• **Stated exercise**:
In the data below, find every line with the string "application" and pull it out.

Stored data

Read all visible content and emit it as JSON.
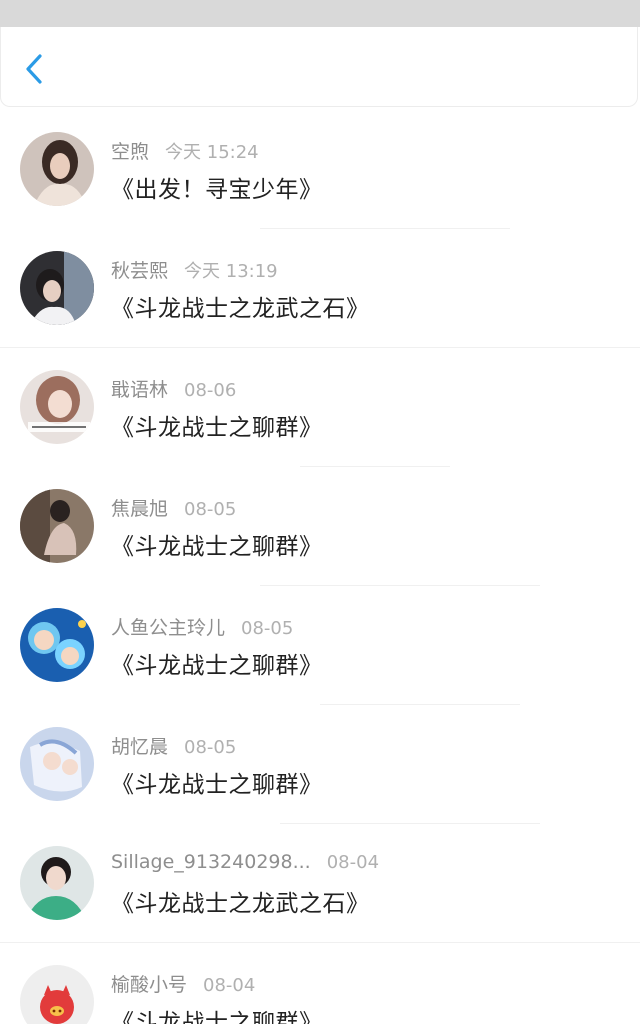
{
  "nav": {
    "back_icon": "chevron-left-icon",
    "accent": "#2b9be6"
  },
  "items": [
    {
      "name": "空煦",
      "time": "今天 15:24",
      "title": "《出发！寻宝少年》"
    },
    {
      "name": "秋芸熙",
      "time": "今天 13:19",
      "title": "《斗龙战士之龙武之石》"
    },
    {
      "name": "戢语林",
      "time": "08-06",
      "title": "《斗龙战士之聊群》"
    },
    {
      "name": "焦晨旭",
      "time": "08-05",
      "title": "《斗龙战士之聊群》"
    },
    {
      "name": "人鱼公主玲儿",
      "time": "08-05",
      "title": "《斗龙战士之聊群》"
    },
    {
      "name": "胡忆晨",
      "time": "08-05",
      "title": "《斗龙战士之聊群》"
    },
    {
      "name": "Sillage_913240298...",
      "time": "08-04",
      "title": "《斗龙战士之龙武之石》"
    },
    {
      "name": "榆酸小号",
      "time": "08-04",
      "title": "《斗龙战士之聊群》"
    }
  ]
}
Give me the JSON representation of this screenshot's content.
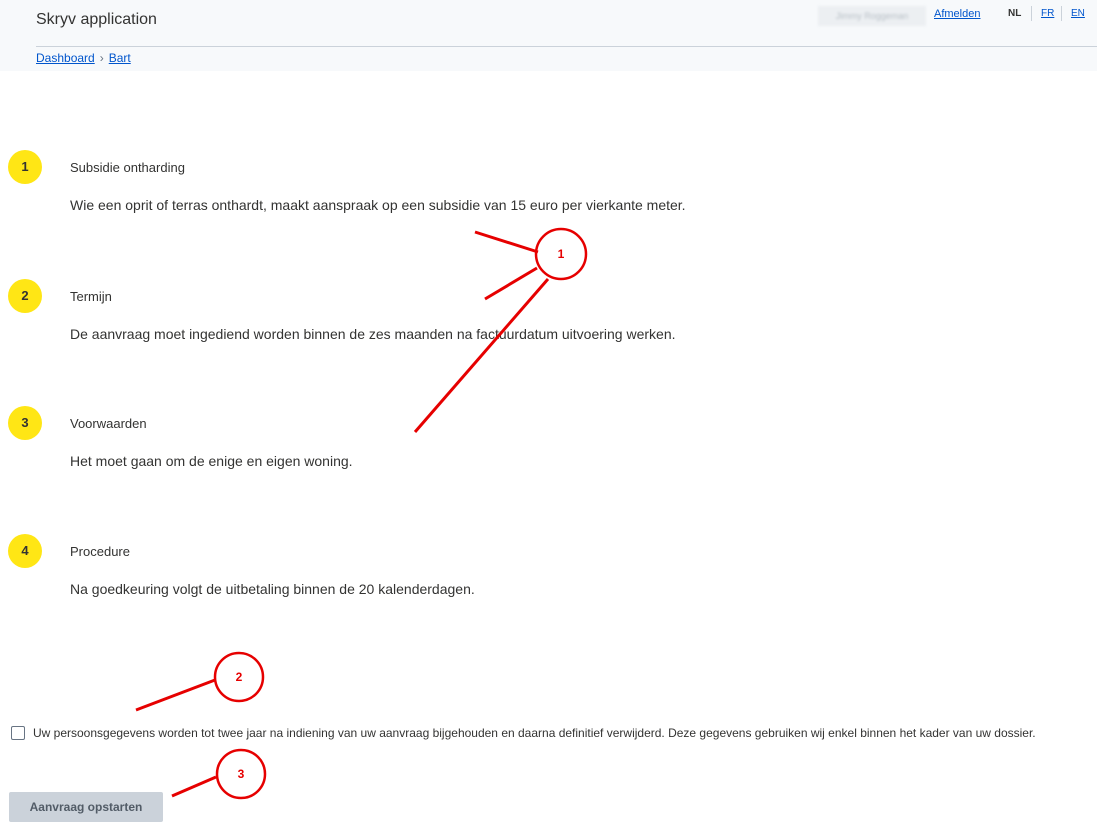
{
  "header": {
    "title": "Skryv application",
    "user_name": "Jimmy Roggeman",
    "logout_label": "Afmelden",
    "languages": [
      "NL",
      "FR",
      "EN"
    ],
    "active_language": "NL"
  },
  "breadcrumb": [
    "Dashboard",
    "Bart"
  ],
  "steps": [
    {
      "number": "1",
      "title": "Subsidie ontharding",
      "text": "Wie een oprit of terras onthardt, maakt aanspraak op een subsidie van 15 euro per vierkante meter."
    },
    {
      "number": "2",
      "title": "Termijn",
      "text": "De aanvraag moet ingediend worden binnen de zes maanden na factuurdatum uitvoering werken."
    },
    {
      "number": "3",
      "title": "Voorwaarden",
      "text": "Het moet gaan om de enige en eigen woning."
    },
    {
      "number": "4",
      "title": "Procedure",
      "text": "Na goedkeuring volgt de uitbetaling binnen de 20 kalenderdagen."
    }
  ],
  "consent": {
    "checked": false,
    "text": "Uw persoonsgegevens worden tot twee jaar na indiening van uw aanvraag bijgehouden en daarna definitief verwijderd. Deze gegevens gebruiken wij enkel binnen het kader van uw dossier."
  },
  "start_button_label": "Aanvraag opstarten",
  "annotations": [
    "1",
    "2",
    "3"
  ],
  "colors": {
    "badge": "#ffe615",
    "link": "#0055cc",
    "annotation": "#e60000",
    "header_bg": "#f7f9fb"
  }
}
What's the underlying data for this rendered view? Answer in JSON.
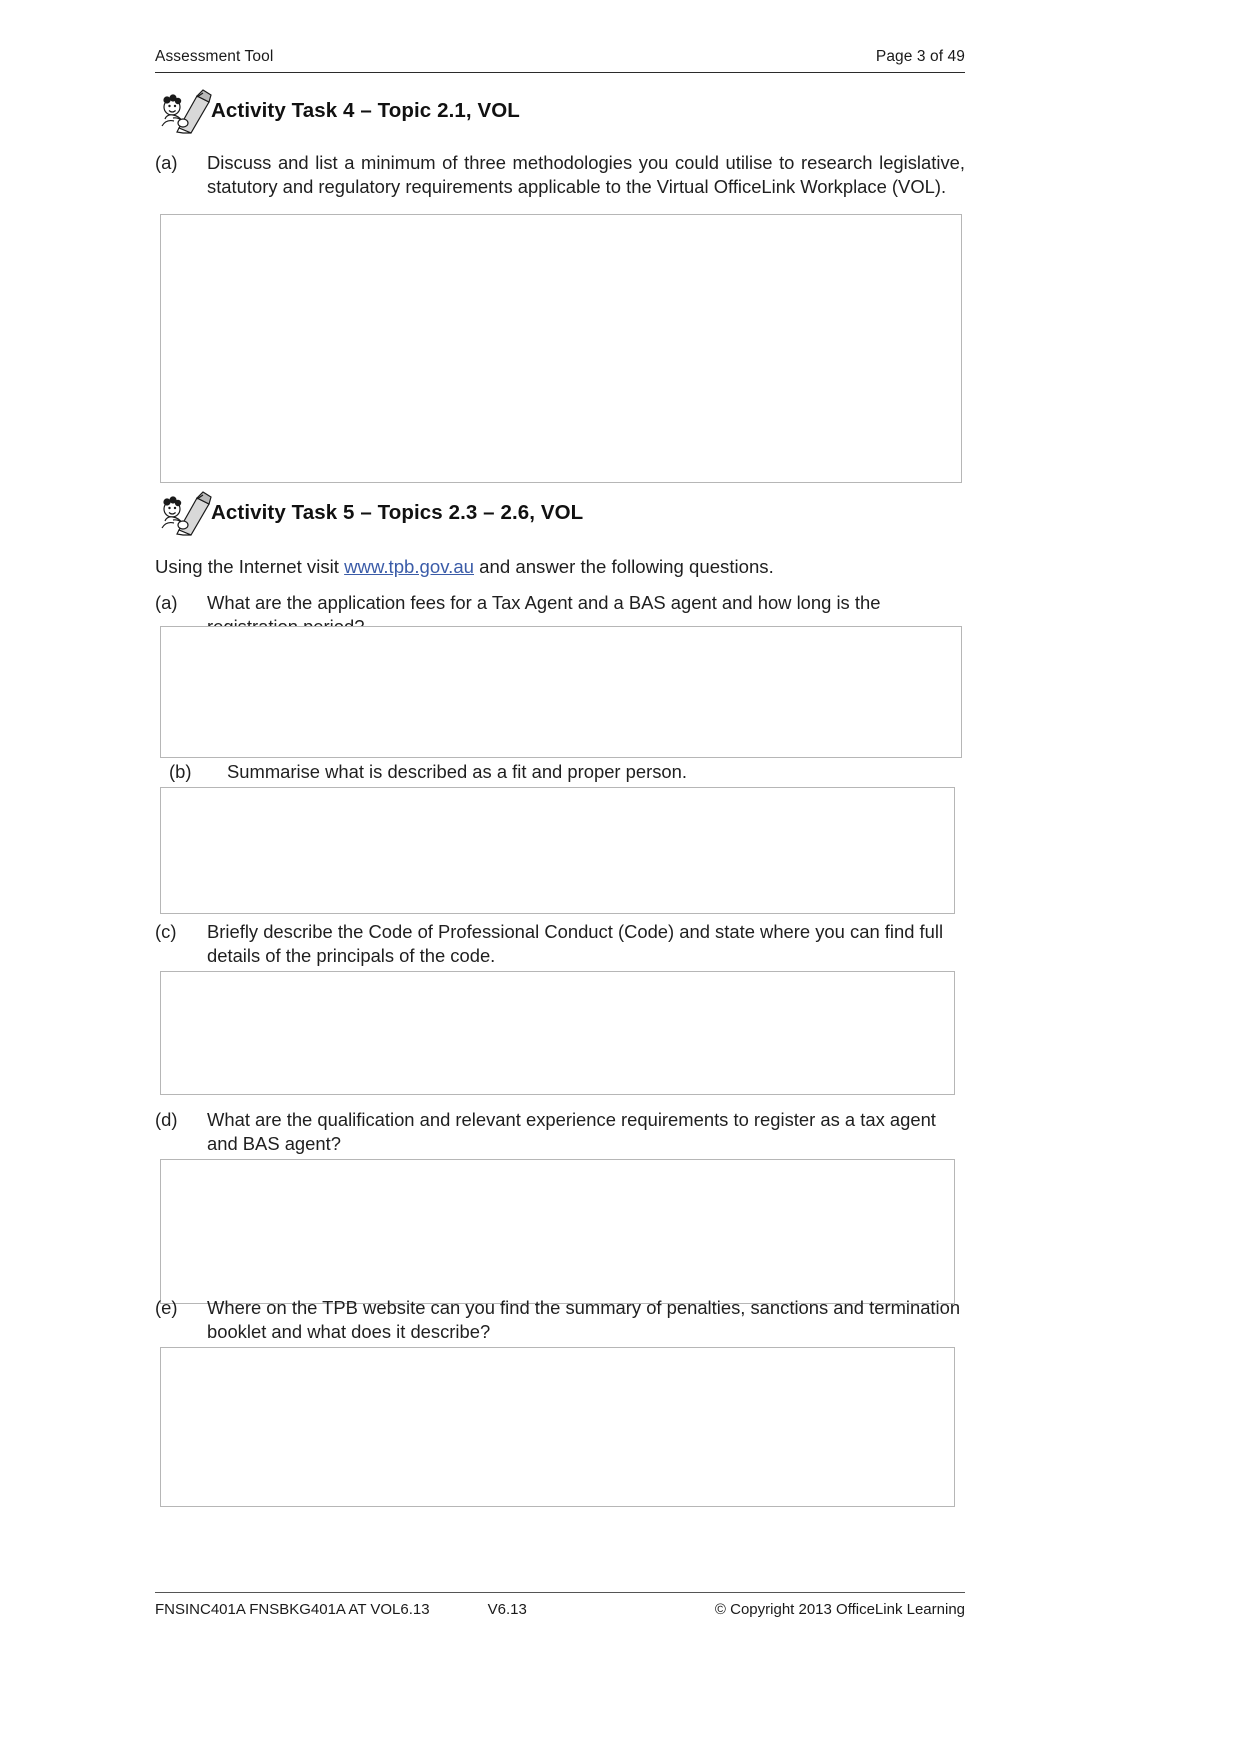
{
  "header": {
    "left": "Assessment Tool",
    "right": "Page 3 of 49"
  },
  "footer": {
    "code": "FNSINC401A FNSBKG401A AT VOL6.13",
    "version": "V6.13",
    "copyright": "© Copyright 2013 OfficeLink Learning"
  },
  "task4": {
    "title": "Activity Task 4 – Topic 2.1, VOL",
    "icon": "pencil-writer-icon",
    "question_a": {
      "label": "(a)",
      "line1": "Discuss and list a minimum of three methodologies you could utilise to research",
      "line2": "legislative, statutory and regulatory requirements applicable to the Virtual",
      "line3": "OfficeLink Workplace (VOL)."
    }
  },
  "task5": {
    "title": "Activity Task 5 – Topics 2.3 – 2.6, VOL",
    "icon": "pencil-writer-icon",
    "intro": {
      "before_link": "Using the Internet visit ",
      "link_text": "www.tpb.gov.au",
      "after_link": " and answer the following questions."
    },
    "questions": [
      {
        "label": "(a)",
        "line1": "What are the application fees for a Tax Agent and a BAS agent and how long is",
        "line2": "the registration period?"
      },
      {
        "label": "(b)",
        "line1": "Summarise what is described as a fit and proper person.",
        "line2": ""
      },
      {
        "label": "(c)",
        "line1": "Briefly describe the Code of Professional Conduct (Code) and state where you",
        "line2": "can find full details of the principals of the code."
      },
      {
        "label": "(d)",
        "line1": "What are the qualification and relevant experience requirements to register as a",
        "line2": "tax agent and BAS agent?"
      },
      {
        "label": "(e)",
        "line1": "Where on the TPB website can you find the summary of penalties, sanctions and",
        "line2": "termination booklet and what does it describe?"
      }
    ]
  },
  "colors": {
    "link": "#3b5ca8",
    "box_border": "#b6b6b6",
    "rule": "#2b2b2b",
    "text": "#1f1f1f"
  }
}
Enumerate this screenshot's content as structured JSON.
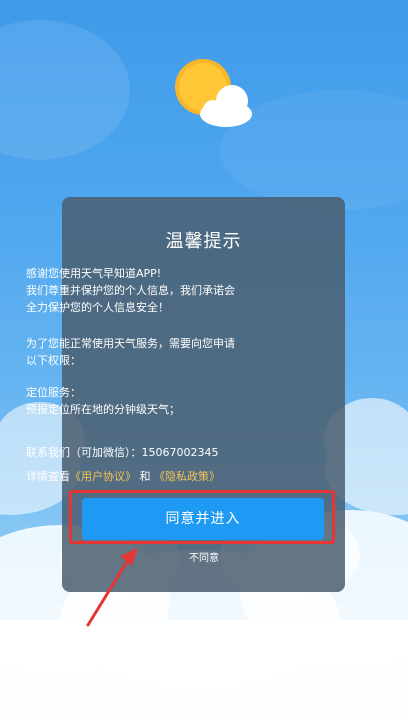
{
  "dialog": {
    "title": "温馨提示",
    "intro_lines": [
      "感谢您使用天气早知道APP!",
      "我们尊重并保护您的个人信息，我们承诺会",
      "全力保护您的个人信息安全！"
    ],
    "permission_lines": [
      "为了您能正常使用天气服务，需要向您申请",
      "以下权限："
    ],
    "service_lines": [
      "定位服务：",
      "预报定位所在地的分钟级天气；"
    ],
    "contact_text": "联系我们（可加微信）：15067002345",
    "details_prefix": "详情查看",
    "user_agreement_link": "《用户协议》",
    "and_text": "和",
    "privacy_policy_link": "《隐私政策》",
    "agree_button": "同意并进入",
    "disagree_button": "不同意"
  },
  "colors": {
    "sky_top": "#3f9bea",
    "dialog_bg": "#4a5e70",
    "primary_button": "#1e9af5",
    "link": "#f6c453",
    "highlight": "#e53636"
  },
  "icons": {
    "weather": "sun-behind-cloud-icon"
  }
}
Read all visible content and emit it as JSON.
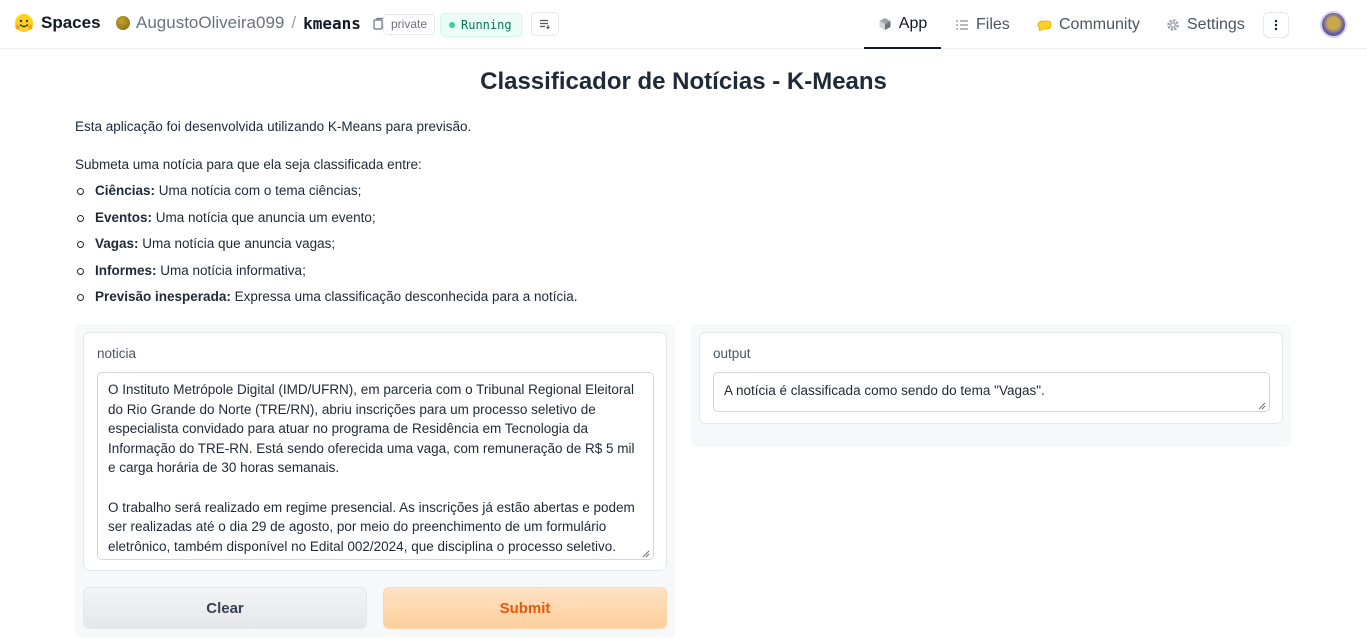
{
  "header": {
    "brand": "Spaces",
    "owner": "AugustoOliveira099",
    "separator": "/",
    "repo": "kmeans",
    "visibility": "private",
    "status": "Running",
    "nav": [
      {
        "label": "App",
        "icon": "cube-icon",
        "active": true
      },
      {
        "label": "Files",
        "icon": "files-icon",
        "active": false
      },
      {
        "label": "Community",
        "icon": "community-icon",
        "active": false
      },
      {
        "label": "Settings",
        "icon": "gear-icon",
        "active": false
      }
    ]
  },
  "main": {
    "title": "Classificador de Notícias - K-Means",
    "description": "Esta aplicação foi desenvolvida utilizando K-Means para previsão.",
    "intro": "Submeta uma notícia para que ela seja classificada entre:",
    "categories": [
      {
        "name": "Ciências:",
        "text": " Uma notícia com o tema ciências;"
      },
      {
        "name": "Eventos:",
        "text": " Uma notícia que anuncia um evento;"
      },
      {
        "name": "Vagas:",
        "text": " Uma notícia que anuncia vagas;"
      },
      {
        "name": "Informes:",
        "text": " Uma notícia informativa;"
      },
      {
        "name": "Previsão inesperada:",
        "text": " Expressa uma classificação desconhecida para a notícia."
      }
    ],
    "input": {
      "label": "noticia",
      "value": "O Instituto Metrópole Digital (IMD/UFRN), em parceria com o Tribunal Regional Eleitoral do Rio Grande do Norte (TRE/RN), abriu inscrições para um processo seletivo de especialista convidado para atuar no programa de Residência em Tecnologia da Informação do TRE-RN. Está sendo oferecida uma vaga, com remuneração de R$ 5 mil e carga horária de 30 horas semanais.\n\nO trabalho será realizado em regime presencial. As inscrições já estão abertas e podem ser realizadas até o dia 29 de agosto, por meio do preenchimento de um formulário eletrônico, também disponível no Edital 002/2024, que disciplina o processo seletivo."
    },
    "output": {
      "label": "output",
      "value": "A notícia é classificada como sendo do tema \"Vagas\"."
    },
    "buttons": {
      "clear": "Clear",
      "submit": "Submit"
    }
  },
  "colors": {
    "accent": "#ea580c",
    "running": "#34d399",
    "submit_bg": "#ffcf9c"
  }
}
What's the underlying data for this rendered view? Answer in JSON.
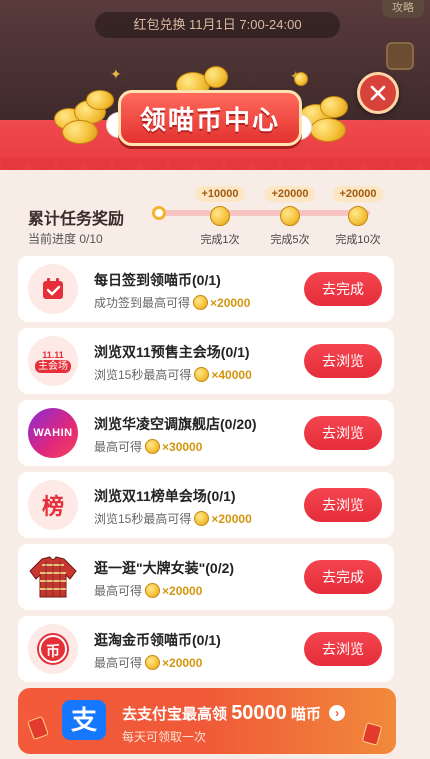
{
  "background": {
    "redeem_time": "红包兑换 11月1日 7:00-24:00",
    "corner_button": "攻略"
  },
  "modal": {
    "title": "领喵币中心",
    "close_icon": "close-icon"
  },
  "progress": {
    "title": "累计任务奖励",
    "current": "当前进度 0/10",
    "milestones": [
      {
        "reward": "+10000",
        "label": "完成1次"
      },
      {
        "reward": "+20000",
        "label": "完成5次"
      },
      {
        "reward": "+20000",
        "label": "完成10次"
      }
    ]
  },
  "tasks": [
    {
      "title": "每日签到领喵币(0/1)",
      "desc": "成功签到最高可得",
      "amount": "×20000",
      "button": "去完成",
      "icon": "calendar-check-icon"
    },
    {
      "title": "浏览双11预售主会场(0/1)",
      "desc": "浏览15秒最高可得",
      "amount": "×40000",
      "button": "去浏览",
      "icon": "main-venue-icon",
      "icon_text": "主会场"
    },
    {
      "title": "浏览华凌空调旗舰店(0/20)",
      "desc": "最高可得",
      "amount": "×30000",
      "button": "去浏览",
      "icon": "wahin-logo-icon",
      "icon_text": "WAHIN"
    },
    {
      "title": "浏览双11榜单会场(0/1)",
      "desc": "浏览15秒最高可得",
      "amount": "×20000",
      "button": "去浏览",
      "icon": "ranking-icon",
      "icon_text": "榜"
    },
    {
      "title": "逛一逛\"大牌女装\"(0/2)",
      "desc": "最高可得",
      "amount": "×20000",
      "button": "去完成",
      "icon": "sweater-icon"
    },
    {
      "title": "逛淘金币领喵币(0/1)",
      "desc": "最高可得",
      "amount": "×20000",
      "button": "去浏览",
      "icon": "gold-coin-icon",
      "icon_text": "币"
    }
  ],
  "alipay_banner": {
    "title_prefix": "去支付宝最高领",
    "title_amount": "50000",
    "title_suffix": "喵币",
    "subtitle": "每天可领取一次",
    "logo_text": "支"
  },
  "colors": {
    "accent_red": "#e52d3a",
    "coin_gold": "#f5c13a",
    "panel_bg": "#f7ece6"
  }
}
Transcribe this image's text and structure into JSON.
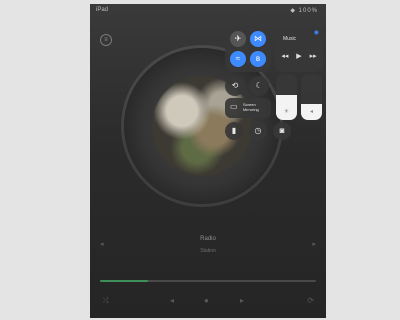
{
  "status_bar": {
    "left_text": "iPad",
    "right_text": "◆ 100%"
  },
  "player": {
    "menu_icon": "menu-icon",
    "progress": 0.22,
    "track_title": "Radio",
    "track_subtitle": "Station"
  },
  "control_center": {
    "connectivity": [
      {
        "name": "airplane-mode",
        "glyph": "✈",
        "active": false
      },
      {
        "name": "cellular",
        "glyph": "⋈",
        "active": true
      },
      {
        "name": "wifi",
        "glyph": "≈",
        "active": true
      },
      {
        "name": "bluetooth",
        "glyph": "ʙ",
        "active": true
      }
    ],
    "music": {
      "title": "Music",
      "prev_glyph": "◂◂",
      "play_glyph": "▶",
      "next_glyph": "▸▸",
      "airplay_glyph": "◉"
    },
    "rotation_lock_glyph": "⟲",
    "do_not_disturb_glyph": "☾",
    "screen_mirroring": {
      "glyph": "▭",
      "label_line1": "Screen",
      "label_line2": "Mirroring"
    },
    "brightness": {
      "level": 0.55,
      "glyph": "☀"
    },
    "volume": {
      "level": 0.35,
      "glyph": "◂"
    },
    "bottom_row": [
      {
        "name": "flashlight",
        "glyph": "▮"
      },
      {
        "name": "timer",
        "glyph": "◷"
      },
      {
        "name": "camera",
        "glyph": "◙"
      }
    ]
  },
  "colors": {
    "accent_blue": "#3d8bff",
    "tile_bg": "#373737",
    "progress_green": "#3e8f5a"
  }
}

• **Exercise result**:
    "title": "Skryv application",
        "line1": "What are the application fees for a Tax Agent and a BAS agent and how long is",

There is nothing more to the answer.